> **RECORDS FOR THE EXERCISE**:
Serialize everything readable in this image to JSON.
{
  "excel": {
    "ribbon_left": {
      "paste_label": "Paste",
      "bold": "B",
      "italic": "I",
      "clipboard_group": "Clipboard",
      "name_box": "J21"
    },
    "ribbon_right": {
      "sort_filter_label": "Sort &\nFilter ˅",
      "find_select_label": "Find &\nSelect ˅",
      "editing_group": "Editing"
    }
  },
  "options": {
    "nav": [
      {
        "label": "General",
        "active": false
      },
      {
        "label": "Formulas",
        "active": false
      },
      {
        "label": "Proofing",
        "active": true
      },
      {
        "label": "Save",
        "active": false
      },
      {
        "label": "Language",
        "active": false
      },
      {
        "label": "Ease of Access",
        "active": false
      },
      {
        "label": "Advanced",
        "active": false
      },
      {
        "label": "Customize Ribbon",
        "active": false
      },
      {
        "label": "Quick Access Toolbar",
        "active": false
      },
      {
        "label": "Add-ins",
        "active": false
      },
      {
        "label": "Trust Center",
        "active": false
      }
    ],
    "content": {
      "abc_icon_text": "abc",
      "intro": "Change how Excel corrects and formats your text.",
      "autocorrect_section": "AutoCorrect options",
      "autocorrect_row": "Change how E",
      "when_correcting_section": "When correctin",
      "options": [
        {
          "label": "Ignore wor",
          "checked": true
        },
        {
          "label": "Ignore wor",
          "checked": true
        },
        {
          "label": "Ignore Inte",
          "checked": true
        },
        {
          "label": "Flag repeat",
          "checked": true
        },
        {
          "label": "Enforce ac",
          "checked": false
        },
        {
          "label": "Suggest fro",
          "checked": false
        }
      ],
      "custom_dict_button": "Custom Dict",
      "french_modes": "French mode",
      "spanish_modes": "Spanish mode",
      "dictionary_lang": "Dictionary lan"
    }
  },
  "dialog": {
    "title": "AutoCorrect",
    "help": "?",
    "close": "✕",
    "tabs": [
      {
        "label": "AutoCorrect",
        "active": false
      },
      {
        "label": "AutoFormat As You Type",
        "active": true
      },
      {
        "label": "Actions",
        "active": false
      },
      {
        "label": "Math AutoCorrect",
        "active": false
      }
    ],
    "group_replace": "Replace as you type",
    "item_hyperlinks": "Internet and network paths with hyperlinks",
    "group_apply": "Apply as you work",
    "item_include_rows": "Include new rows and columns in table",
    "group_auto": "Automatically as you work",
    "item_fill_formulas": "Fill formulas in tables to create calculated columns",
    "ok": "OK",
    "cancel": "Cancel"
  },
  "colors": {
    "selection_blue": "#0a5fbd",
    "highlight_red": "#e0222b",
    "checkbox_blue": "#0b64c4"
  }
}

> **SHORT EXERCISE**:
Tally how many lines of the data include the word "columns". Write the number and nothing else.

> **RESULT**:
2